[Task directions]:
Repeat the records below exactly, leaving out any pictures.

== Supplied records

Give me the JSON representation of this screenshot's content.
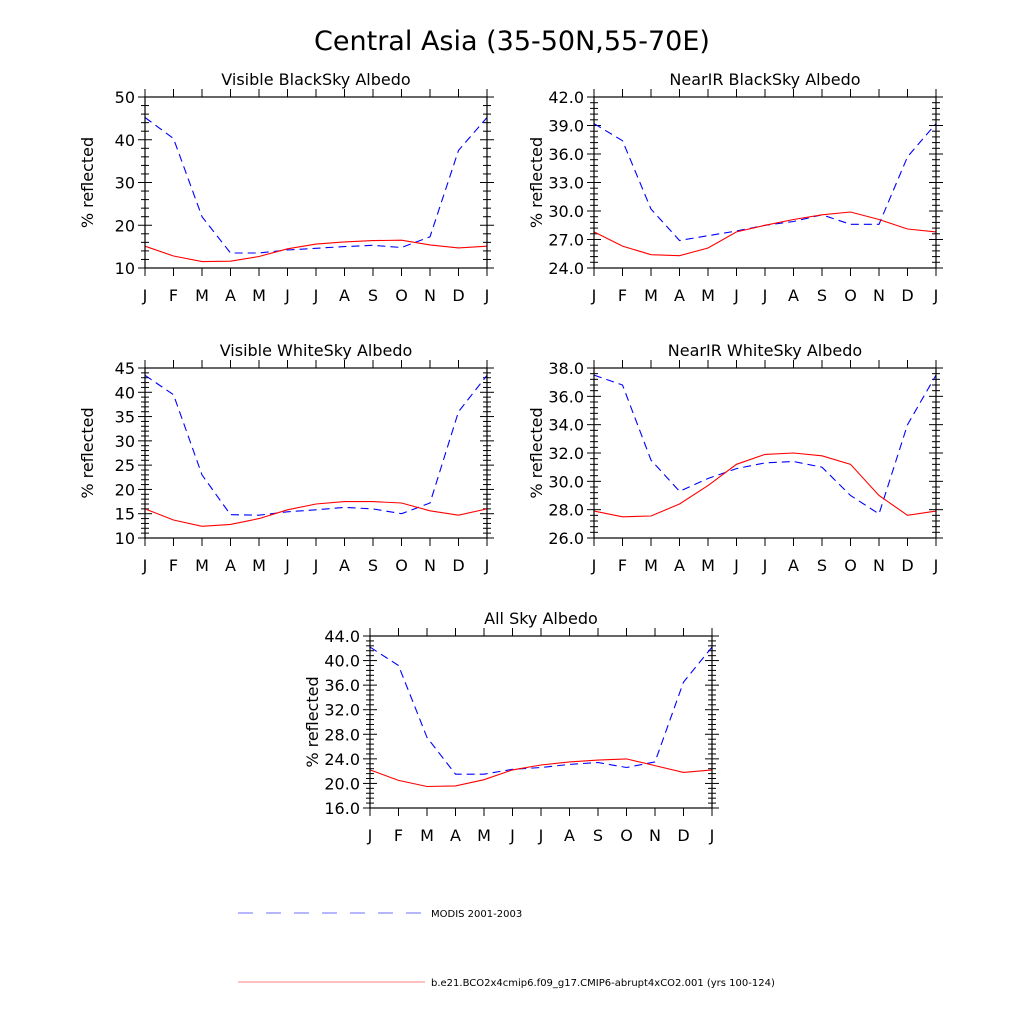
{
  "title": "Central Asia (35-50N,55-70E)",
  "legend": [
    {
      "name": "MODIS 2001-2003",
      "color": "#0000ff",
      "dash": true
    },
    {
      "name": "b.e21.BCO2x4cmip6.f09_g17.CMIP6-abrupt4xCO2.001 (yrs 100-124)",
      "color": "#ff0000",
      "dash": false
    }
  ],
  "chart_data": [
    {
      "type": "line",
      "title": "Visible BlackSky Albedo",
      "ylabel": "% reflected",
      "categories": [
        "J",
        "F",
        "M",
        "A",
        "M",
        "J",
        "J",
        "A",
        "S",
        "O",
        "N",
        "D",
        "J"
      ],
      "ylim": [
        10,
        50
      ],
      "yticks": [
        "10",
        "20",
        "30",
        "40",
        "50"
      ],
      "series": [
        {
          "name": "MODIS 2001-2003",
          "values": [
            45.2,
            40.3,
            22.0,
            13.5,
            13.5,
            14.2,
            14.6,
            15.0,
            15.3,
            14.8,
            17.3,
            37.5,
            45.2
          ]
        },
        {
          "name": "b.e21.BCO2x4cmip6.f09_g17.CMIP6-abrupt4xCO2.001 (yrs 100-124)",
          "values": [
            15.1,
            12.8,
            11.5,
            11.6,
            12.7,
            14.5,
            15.6,
            16.1,
            16.4,
            16.5,
            15.4,
            14.7,
            15.1
          ]
        }
      ]
    },
    {
      "type": "line",
      "title": "NearIR BlackSky Albedo",
      "ylabel": "% reflected",
      "categories": [
        "J",
        "F",
        "M",
        "A",
        "M",
        "J",
        "J",
        "A",
        "S",
        "O",
        "N",
        "D",
        "J"
      ],
      "ylim": [
        24,
        42
      ],
      "yticks": [
        "24.0",
        "27.0",
        "30.0",
        "33.0",
        "36.0",
        "39.0",
        "42.0"
      ],
      "series": [
        {
          "name": "MODIS 2001-2003",
          "values": [
            39.2,
            37.4,
            30.2,
            26.9,
            27.4,
            27.9,
            28.5,
            28.9,
            29.6,
            28.6,
            28.6,
            35.7,
            39.2
          ]
        },
        {
          "name": "b.e21.BCO2x4cmip6.f09_g17.CMIP6-abrupt4xCO2.001 (yrs 100-124)",
          "values": [
            27.8,
            26.3,
            25.4,
            25.3,
            26.1,
            27.8,
            28.5,
            29.1,
            29.6,
            29.9,
            29.1,
            28.1,
            27.8
          ]
        }
      ]
    },
    {
      "type": "line",
      "title": "Visible WhiteSky Albedo",
      "ylabel": "% reflected",
      "categories": [
        "J",
        "F",
        "M",
        "A",
        "M",
        "J",
        "J",
        "A",
        "S",
        "O",
        "N",
        "D",
        "J"
      ],
      "ylim": [
        10,
        45
      ],
      "yticks": [
        "10",
        "15",
        "20",
        "25",
        "30",
        "35",
        "40",
        "45"
      ],
      "series": [
        {
          "name": "MODIS 2001-2003",
          "values": [
            43.5,
            39.5,
            23.0,
            14.8,
            14.7,
            15.4,
            15.8,
            16.3,
            16.0,
            15.0,
            17.2,
            36.0,
            43.5
          ]
        },
        {
          "name": "b.e21.BCO2x4cmip6.f09_g17.CMIP6-abrupt4xCO2.001 (yrs 100-124)",
          "values": [
            16.0,
            13.7,
            12.4,
            12.8,
            14.0,
            15.8,
            17.0,
            17.5,
            17.5,
            17.2,
            15.6,
            14.7,
            16.0
          ]
        }
      ]
    },
    {
      "type": "line",
      "title": "NearIR WhiteSky Albedo",
      "ylabel": "% reflected",
      "categories": [
        "J",
        "F",
        "M",
        "A",
        "M",
        "J",
        "J",
        "A",
        "S",
        "O",
        "N",
        "D",
        "J"
      ],
      "ylim": [
        26,
        38
      ],
      "yticks": [
        "26.0",
        "28.0",
        "30.0",
        "32.0",
        "34.0",
        "36.0",
        "38.0"
      ],
      "series": [
        {
          "name": "MODIS 2001-2003",
          "values": [
            37.5,
            36.8,
            31.5,
            29.3,
            30.2,
            30.9,
            31.3,
            31.4,
            31.0,
            29.0,
            27.7,
            34.0,
            37.5
          ]
        },
        {
          "name": "b.e21.BCO2x4cmip6.f09_g17.CMIP6-abrupt4xCO2.001 (yrs 100-124)",
          "values": [
            27.9,
            27.5,
            27.55,
            28.4,
            29.7,
            31.2,
            31.9,
            32.0,
            31.8,
            31.2,
            29.0,
            27.6,
            27.9
          ]
        }
      ]
    },
    {
      "type": "line",
      "title": "All Sky Albedo",
      "ylabel": "% reflected",
      "categories": [
        "J",
        "F",
        "M",
        "A",
        "M",
        "J",
        "J",
        "A",
        "S",
        "O",
        "N",
        "D",
        "J"
      ],
      "ylim": [
        16,
        44
      ],
      "yticks": [
        "16.0",
        "20.0",
        "24.0",
        "28.0",
        "32.0",
        "36.0",
        "40.0",
        "44.0"
      ],
      "series": [
        {
          "name": "MODIS 2001-2003",
          "values": [
            42.2,
            39.2,
            27.5,
            21.5,
            21.5,
            22.3,
            22.6,
            23.1,
            23.4,
            22.6,
            23.5,
            36.5,
            42.2
          ]
        },
        {
          "name": "b.e21.BCO2x4cmip6.f09_g17.CMIP6-abrupt4xCO2.001 (yrs 100-124)",
          "values": [
            22.2,
            20.5,
            19.5,
            19.6,
            20.6,
            22.2,
            23.0,
            23.5,
            23.8,
            24.0,
            22.9,
            21.8,
            22.2
          ]
        }
      ]
    }
  ]
}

====

[Output of the task]:
Give me the JSON representation of this screenshot's content.
{
  "title": "Central Asia (35-50N,55-70E)",
  "legend": [
    {
      "name": "MODIS 2001-2003",
      "color": "#0000ff",
      "dash": true
    },
    {
      "name": "b.e21.BCO2x4cmip6.f09_g17.CMIP6-abrupt4xCO2.001 (yrs 100-124)",
      "color": "#ff0000",
      "dash": false
    }
  ],
  "chart_data": [
    {
      "type": "line",
      "title": "Visible BlackSky Albedo",
      "ylabel": "% reflected",
      "categories": [
        "J",
        "F",
        "M",
        "A",
        "M",
        "J",
        "J",
        "A",
        "S",
        "O",
        "N",
        "D",
        "J"
      ],
      "ylim": [
        10,
        50
      ],
      "yticks": [
        "10",
        "20",
        "30",
        "40",
        "50"
      ],
      "series": [
        {
          "name": "MODIS 2001-2003",
          "values": [
            45.2,
            40.3,
            22.0,
            13.5,
            13.5,
            14.2,
            14.6,
            15.0,
            15.3,
            14.8,
            17.3,
            37.5,
            45.2
          ]
        },
        {
          "name": "b.e21.BCO2x4cmip6.f09_g17.CMIP6-abrupt4xCO2.001 (yrs 100-124)",
          "values": [
            15.1,
            12.8,
            11.5,
            11.6,
            12.7,
            14.5,
            15.6,
            16.1,
            16.4,
            16.5,
            15.4,
            14.7,
            15.1
          ]
        }
      ]
    },
    {
      "type": "line",
      "title": "NearIR BlackSky Albedo",
      "ylabel": "% reflected",
      "categories": [
        "J",
        "F",
        "M",
        "A",
        "M",
        "J",
        "J",
        "A",
        "S",
        "O",
        "N",
        "D",
        "J"
      ],
      "ylim": [
        24,
        42
      ],
      "yticks": [
        "24.0",
        "27.0",
        "30.0",
        "33.0",
        "36.0",
        "39.0",
        "42.0"
      ],
      "series": [
        {
          "name": "MODIS 2001-2003",
          "values": [
            39.2,
            37.4,
            30.2,
            26.9,
            27.4,
            27.9,
            28.5,
            28.9,
            29.6,
            28.6,
            28.6,
            35.7,
            39.2
          ]
        },
        {
          "name": "b.e21.BCO2x4cmip6.f09_g17.CMIP6-abrupt4xCO2.001 (yrs 100-124)",
          "values": [
            27.8,
            26.3,
            25.4,
            25.3,
            26.1,
            27.8,
            28.5,
            29.1,
            29.6,
            29.9,
            29.1,
            28.1,
            27.8
          ]
        }
      ]
    },
    {
      "type": "line",
      "title": "Visible WhiteSky Albedo",
      "ylabel": "% reflected",
      "categories": [
        "J",
        "F",
        "M",
        "A",
        "M",
        "J",
        "J",
        "A",
        "S",
        "O",
        "N",
        "D",
        "J"
      ],
      "ylim": [
        10,
        45
      ],
      "yticks": [
        "10",
        "15",
        "20",
        "25",
        "30",
        "35",
        "40",
        "45"
      ],
      "series": [
        {
          "name": "MODIS 2001-2003",
          "values": [
            43.5,
            39.5,
            23.0,
            14.8,
            14.7,
            15.4,
            15.8,
            16.3,
            16.0,
            15.0,
            17.2,
            36.0,
            43.5
          ]
        },
        {
          "name": "b.e21.BCO2x4cmip6.f09_g17.CMIP6-abrupt4xCO2.001 (yrs 100-124)",
          "values": [
            16.0,
            13.7,
            12.4,
            12.8,
            14.0,
            15.8,
            17.0,
            17.5,
            17.5,
            17.2,
            15.6,
            14.7,
            16.0
          ]
        }
      ]
    },
    {
      "type": "line",
      "title": "NearIR WhiteSky Albedo",
      "ylabel": "% reflected",
      "categories": [
        "J",
        "F",
        "M",
        "A",
        "M",
        "J",
        "J",
        "A",
        "S",
        "O",
        "N",
        "D",
        "J"
      ],
      "ylim": [
        26,
        38
      ],
      "yticks": [
        "26.0",
        "28.0",
        "30.0",
        "32.0",
        "34.0",
        "36.0",
        "38.0"
      ],
      "series": [
        {
          "name": "MODIS 2001-2003",
          "values": [
            37.5,
            36.8,
            31.5,
            29.3,
            30.2,
            30.9,
            31.3,
            31.4,
            31.0,
            29.0,
            27.7,
            34.0,
            37.5
          ]
        },
        {
          "name": "b.e21.BCO2x4cmip6.f09_g17.CMIP6-abrupt4xCO2.001 (yrs 100-124)",
          "values": [
            27.9,
            27.5,
            27.55,
            28.4,
            29.7,
            31.2,
            31.9,
            32.0,
            31.8,
            31.2,
            29.0,
            27.6,
            27.9
          ]
        }
      ]
    },
    {
      "type": "line",
      "title": "All Sky Albedo",
      "ylabel": "% reflected",
      "categories": [
        "J",
        "F",
        "M",
        "A",
        "M",
        "J",
        "J",
        "A",
        "S",
        "O",
        "N",
        "D",
        "J"
      ],
      "ylim": [
        16,
        44
      ],
      "yticks": [
        "16.0",
        "20.0",
        "24.0",
        "28.0",
        "32.0",
        "36.0",
        "40.0",
        "44.0"
      ],
      "series": [
        {
          "name": "MODIS 2001-2003",
          "values": [
            42.2,
            39.2,
            27.5,
            21.5,
            21.5,
            22.3,
            22.6,
            23.1,
            23.4,
            22.6,
            23.5,
            36.5,
            42.2
          ]
        },
        {
          "name": "b.e21.BCO2x4cmip6.f09_g17.CMIP6-abrupt4xCO2.001 (yrs 100-124)",
          "values": [
            22.2,
            20.5,
            19.5,
            19.6,
            20.6,
            22.2,
            23.0,
            23.5,
            23.8,
            24.0,
            22.9,
            21.8,
            22.2
          ]
        }
      ]
    }
  ]
}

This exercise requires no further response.